**Text excerpt:**
## START

Top 5 ways to use textual analytics in electronic document review


For many legal counsel, this is a familiar scenario: a production deadline’s looming and you still have thousands, possibly hundreds of thousands, of documents to review.

But many don’t realize—you can use textual analytics to review documents and save time and money. More specifically, analytics tools can help you:
• reduce document review time
• find documents you wouldn’t have discovered using the traditional keyword approach
• meet what may otherwise be unrealistic document production deadlines

Here we outline what we’ve found are the top five ways to use textual analytics in electronic document review.

1. Email threading

Email threading should be the first stop on your analytics road trip. If used correctly, it will likely pay for the analytics cost in and of itself.

When you’re dealing with a large email collection, it’s almost always necessary to thread it. What does this mean? First you eliminate duplicative emails (ones with minor differences that aren’t necessarily caught as duplicates during traditional eDiscovery processing) and next you identify what is referred to as “non-inclusive content.”

Non-inclusive content refers to emails in a conversation thread that have their content repeated in other replies, forwards, etc. so the actual body is duplicative. If you hive off this content, you could reduce your email content for review by at least 10% and even upwards to 40%.

Email threading also allows you to organize your threads in chronological order, making the review process that much more efficient for the reviewers.

## END

**Listing:**

## START

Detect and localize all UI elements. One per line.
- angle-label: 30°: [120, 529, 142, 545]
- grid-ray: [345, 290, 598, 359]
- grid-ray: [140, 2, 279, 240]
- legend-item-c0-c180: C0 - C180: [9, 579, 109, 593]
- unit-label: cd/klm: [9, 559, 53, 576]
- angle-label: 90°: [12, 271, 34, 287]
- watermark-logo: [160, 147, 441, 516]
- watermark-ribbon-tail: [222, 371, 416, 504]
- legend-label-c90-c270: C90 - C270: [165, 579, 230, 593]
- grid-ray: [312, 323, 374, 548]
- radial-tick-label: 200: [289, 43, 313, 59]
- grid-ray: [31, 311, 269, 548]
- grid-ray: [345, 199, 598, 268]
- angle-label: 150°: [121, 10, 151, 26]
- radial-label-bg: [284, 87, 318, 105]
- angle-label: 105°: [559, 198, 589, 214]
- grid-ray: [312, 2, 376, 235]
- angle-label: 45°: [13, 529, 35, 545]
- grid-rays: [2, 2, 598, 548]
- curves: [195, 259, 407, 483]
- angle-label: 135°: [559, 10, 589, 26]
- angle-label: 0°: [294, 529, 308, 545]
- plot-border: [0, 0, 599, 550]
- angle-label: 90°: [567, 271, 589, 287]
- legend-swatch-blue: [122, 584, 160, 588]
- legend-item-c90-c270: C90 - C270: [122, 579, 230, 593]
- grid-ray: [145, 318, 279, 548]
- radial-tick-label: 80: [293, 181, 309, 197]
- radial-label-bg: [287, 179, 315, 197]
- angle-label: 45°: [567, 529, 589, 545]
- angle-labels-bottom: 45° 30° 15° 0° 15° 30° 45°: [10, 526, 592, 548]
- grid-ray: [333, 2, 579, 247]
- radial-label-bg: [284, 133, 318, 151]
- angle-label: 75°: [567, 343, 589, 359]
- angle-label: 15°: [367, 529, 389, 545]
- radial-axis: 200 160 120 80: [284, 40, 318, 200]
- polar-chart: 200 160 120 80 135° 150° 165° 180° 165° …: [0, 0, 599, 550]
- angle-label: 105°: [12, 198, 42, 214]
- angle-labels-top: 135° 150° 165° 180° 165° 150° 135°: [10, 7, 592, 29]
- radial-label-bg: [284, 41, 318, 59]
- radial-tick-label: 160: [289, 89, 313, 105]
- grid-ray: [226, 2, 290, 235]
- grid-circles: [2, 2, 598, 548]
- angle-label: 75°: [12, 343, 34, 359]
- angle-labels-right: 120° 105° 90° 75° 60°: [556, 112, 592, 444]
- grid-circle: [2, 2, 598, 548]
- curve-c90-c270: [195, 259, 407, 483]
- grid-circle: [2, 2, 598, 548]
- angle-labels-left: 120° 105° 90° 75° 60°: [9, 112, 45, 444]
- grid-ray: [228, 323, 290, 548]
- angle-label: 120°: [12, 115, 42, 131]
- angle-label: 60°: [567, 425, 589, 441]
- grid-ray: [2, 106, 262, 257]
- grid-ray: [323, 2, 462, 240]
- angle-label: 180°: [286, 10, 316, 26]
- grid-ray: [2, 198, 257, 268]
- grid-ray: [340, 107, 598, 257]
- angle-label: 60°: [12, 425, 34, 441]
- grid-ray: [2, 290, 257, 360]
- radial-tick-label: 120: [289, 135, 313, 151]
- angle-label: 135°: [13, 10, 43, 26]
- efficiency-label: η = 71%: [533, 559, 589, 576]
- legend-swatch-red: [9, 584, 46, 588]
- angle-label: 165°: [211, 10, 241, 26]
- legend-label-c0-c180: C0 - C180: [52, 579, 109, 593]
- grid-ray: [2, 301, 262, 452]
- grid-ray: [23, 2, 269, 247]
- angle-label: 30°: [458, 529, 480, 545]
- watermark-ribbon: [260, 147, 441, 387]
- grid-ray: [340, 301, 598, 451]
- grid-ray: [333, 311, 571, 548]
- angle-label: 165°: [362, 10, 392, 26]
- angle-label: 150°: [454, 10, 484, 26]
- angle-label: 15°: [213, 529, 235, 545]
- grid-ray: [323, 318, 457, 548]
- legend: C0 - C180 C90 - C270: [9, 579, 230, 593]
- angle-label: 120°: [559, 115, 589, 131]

## END

**Short exercise 1:**
Return the passage from the textual analytics text that begins at the words "Top 5 ways to" and stops after "electronic document review.", copied word for word.
**Short exercise 2:**
According to the textual analytics text, by how much could removing non-inclusive content reduce email content for review?
Rely only on the text about textual analytics when responding; the records are not a source for answers.

**Response 1:**
Top 5 ways to use textual analytics in electronic document review


For many legal counsel, this is a familiar scenario: a production deadline’s looming and you still have thousands, possibly hundreds of thousands, of documents to review.

But many don’t realize—you can use textual analytics to review documents and save time and money. More specifically, analytics tools can help you:
• reduce document review time
• find documents you wouldn’t have discovered using the traditional keyword approach
• meet what may otherwise be unrealistic document production deadlines

Here we outline what we’ve found are the top five ways to use textual analytics in electronic document review.

**Response 2:**
By at least 10% and even upwards to 40%.